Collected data
= = = = = = =

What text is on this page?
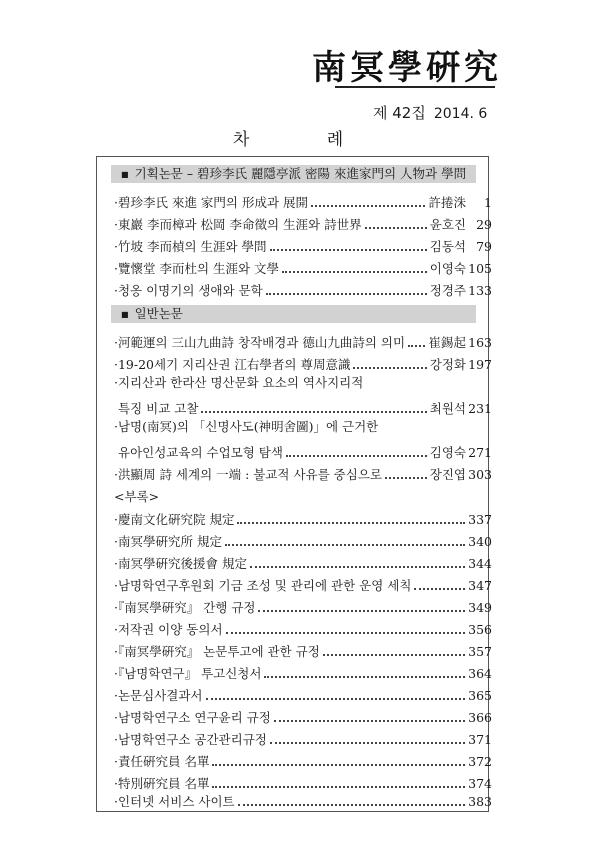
南冥學硏究
제 42집 2014. 6
차 례
■ 기획논문 – 碧珍李氏 麗隱亭派 密陽 來進家門의 人物과 學問
·碧珍李氏 來進 家門의 形成과 展開	許捲洙	1
·東巖 李而樟과 松岡 李命徵의 生涯와 詩世界	윤호진 29
·竹坡 李而楨의 生涯와 學問	김동석 79
·覽懷堂 李而杜의 生涯와 文學	이영숙 105
·청옹 이명기의 생애와 문학	정경주 133
■ 일반논문
·河範運의 三山九曲詩 창작배경과 德山九曲詩의 의미 崔錫起 163
·19-20세기 지리산권 江右學者의 尊周意識	강정화 197
·지리산과 한라산 명산문화 요소의 역사지리적
특징 비교 고찰	최원석 231
·남명(南冥)의 「신명사도(神明舍圖)」에 근거한
유아인성교육의 수업모형 탐색	김영숙 271
·洪顯周 詩 세계의 一端 : 불교적 사유를 중심으로	장진엽 303
<부록>
·慶南文化硏究院 規定	337
·南冥學硏究所 規定	340
·南冥學硏究後援會 規定	344
·남명학연구후원회 기금 조성 및 관리에 관한 운영 세칙	347
·『南冥學硏究』 간행 규정	349
·저작권 이양 동의서	356
·『南冥學硏究』 논문투고에 관한 규정	357
·『남명학연구』 투고신청서	364
·논문심사결과서	365
·남명학연구소 연구윤리 규정	366
·남명학연구소 공간관리규정	371
·責任硏究員 名單	372
·特別硏究員 名單	374
·인터넷 서비스 사이트	383
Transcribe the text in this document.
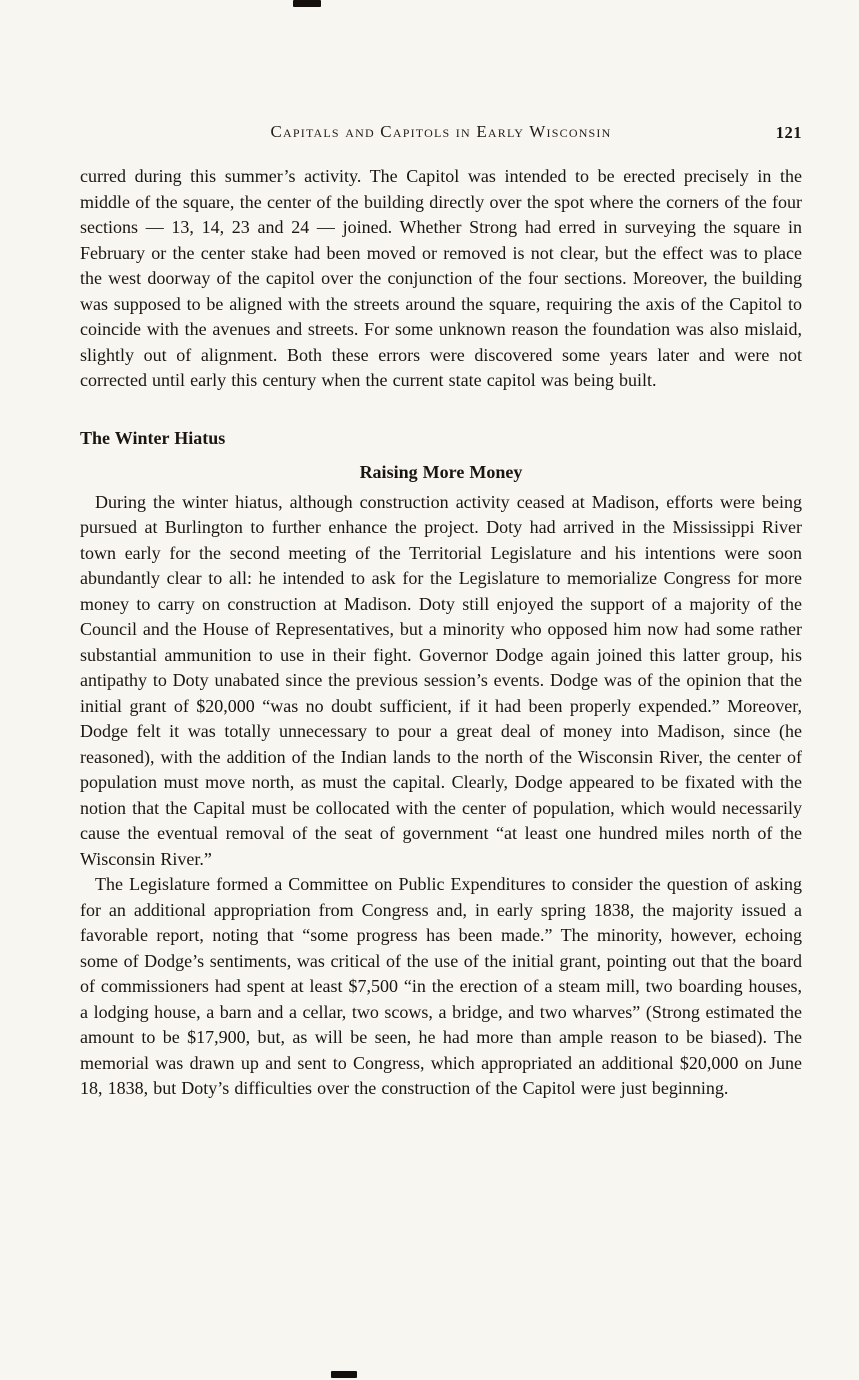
Capitals and Capitols in Early Wisconsin	121

curred during this summer’s activity. The Capitol was intended to be erected precisely in the middle of the square, the center of the building directly over the spot where the corners of the four sections — 13, 14, 23 and 24 — joined. Whether Strong had erred in surveying the square in February or the center stake had been moved or removed is not clear, but the effect was to place the west doorway of the capitol over the conjunction of the four sections. Moreover, the building was supposed to be aligned with the streets around the square, requiring the axis of the Capitol to coincide with the avenues and streets. For some unknown reason the foundation was also mislaid, slightly out of alignment. Both these errors were discovered some years later and were not corrected until early this century when the current state capitol was being built.

The Winter Hiatus
Raising More Money

During the winter hiatus, although construction activity ceased at Madison, efforts were being pursued at Burlington to further enhance the project. Doty had arrived in the Mississippi River town early for the second meeting of the Territorial Legislature and his intentions were soon abundantly clear to all: he intended to ask for the Legislature to memorialize Congress for more money to carry on construction at Madison. Doty still enjoyed the support of a majority of the Council and the House of Representatives, but a minority who opposed him now had some rather substantial ammunition to use in their fight. Governor Dodge again joined this latter group, his antipathy to Doty unabated since the previous session’s events. Dodge was of the opinion that the initial grant of $20,000 “was no doubt sufficient, if it had been properly expended.” Moreover, Dodge felt it was totally unnecessary to pour a great deal of money into Madison, since (he reasoned), with the addition of the Indian lands to the north of the Wisconsin River, the center of population must move north, as must the capital. Clearly, Dodge appeared to be fixated with the notion that the Capital must be collocated with the center of population, which would necessarily cause the eventual removal of the seat of government “at least one hundred miles north of the Wisconsin River.”

The Legislature formed a Committee on Public Expenditures to consider the question of asking for an additional appropriation from Congress and, in early spring 1838, the majority issued a favorable report, noting that “some progress has been made.” The minority, however, echoing some of Dodge’s sentiments, was critical of the use of the initial grant, pointing out that the board of commissioners had spent at least $7,500 “in the erection of a steam mill, two boarding houses, a lodging house, a barn and a cellar, two scows, a bridge, and two wharves” (Strong estimated the amount to be $17,900, but, as will be seen, he had more than ample reason to be biased). The memorial was drawn up and sent to Congress, which appropriated an additional $20,000 on June 18, 1838, but Doty’s difficulties over the construction of the Capitol were just beginning.
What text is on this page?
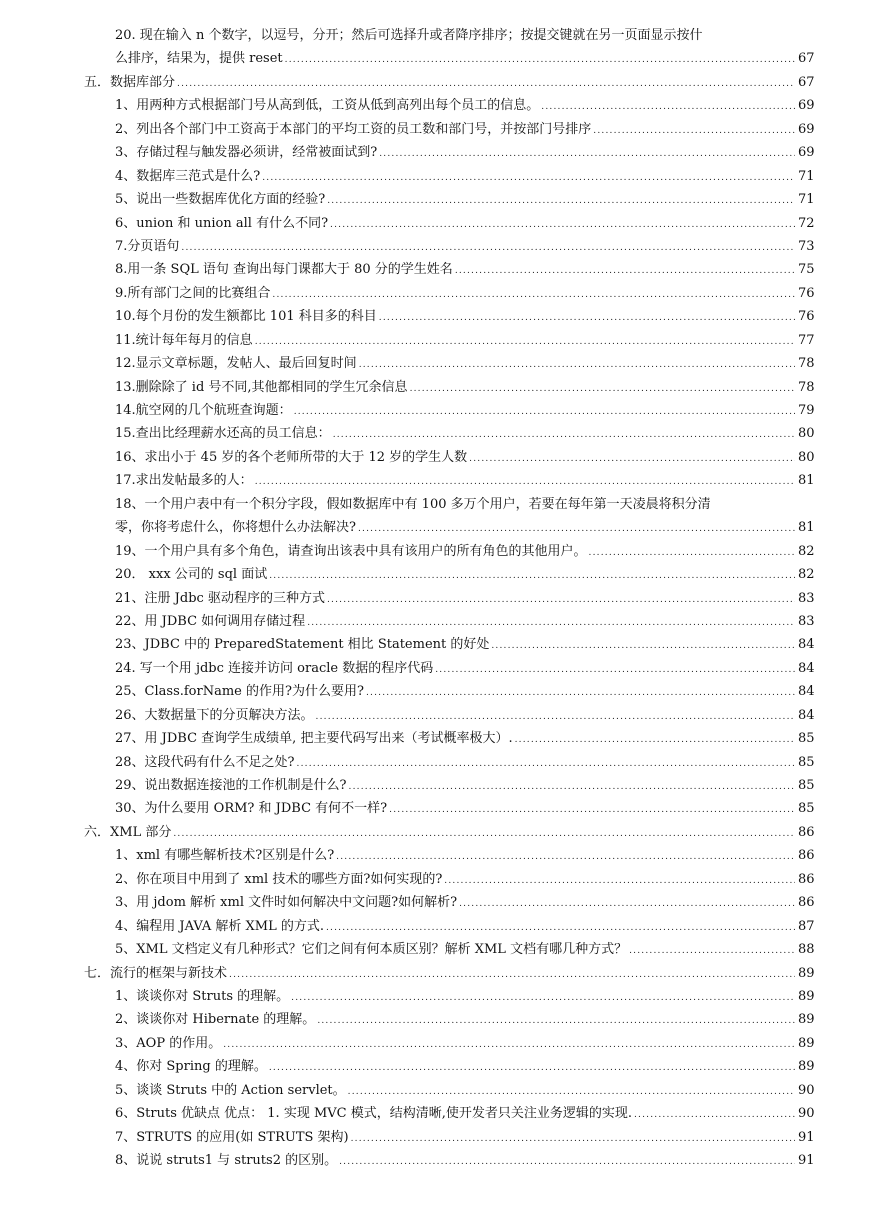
20. 现在输入 n 个数字，以逗号，分开；然后可选择升或者降序排序；按提交键就在另一页面显示按什
么排序，结果为，提供 reset .....	67
五．数据库部分 .....	67
1、用两种方式根据部门号从高到低，工资从低到高列出每个员工的信息。 .....	69
2、列出各个部门中工资高于本部门的平均工资的员工数和部门号，并按部门号排序 .....	69
3、存储过程与触发器必须讲，经常被面试到? .....	69
4、数据库三范式是什么? .....	71
5、说出一些数据库优化方面的经验? .....	71
6、union 和 union all 有什么不同? .....	72
7.分页语句 .....	73
8.用一条 SQL 语句 查询出每门课都大于 80 分的学生姓名 .....	75
9.所有部门之间的比赛组合 .....	76
10.每个月份的发生额都比 101 科目多的科目 .....	76
11.统计每年每月的信息 .....	77
12.显示文章标题，发帖人、最后回复时间 .....	78
13.删除除了 id 号不同,其他都相同的学生冗余信息 .....	78
14.航空网的几个航班查询题： .....	79
15.查出比经理薪水还高的员工信息： .....	80
16、求出小于 45 岁的各个老师所带的大于 12 岁的学生人数 .....	80
17.求出发帖最多的人： .....	81
18、一个用户表中有一个积分字段，假如数据库中有 100 多万个用户，若要在每年第一天凌晨将积分清
零，你将考虑什么，你将想什么办法解决? .....	81
19、一个用户具有多个角色，请查询出该表中具有该用户的所有角色的其他用户。 .....	82
20． xxx 公司的 sql 面试 .....	82
21、注册 Jdbc 驱动程序的三种方式 .....	83
22、用 JDBC 如何调用存储过程 .....	83
23、JDBC 中的 PreparedStatement 相比 Statement 的好处 .....	84
24. 写一个用 jdbc 连接并访问 oracle 数据的程序代码 .....	84
25、Class.forName 的作用?为什么要用? .....	84
26、大数据量下的分页解决方法。 .....	84
27、用 JDBC 查询学生成绩单, 把主要代码写出来（考试概率极大）. .....	85
28、这段代码有什么不足之处? .....	85
29、说出数据连接池的工作机制是什么? .....	85
30、为什么要用 ORM? 和 JDBC 有何不一样? .....	85
六．XML 部分 .....	86
1、xml 有哪些解析技术?区别是什么? .....	86
2、你在项目中用到了 xml 技术的哪些方面?如何实现的? .....	86
3、用 jdom 解析 xml 文件时如何解决中文问题?如何解析? .....	86
4、编程用 JAVA 解析 XML 的方式. .....	87
5、XML 文档定义有几种形式？它们之间有何本质区别？解析 XML 文档有哪几种方式？ .....	88
七．流行的框架与新技术 .....	89
1、谈谈你对 Struts 的理解。 .....	89
2、谈谈你对 Hibernate 的理解。 .....	89
3、AOP 的作用。 .....	89
4、你对 Spring 的理解。 .....	89
5、谈谈 Struts 中的 Action servlet。 .....	90
6、Struts 优缺点 优点： 1. 实现 MVC 模式，结构清晰,使开发者只关注业务逻辑的实现. .....	90
7、STRUTS 的应用(如 STRUTS 架构) .....	91
8、说说 struts1 与 struts2 的区别。 .....	91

= = = = = = =

__WHAT TO DO__.
Find the string "Wisconsin" in the listing and return every line that holds it.

__WRITTEN SOLUTION__.
Capitals and Capitols in Early Wisconsin	121
During the winter hiatus, although construction activity ceased at Madison, efforts were being pursued at Burlington to further enhance the project. Doty had arrived in the Mississippi River town early for the second meeting of the Territorial Legislature and his intentions were soon abundantly clear to all: he intended to ask for the Legislature to memorialize Congress for more money to carry on construction at Madison. Doty still enjoyed the support of a majority of the Council and the House of Representatives, but a minority who opposed him now had some rather substantial ammunition to use in their fight. Governor Dodge again joined this latter group, his antipathy to Doty unabated since the previous session’s events. Dodge was of the opinion that the initial grant of $20,000 “was no doubt sufficient, if it had been properly expended.” Moreover, Dodge felt it was totally unnecessary to pour a great deal of money into Madison, since (he reasoned), with the addition of the Indian lands to the north of the Wisconsin River, the center of population must move north, as must the capital. Clearly, Dodge appeared to be fixated with the notion that the Capital must be collocated with the center of population, which would necessarily cause the eventual removal of the seat of government “at least one hundred miles north of the Wisconsin River.”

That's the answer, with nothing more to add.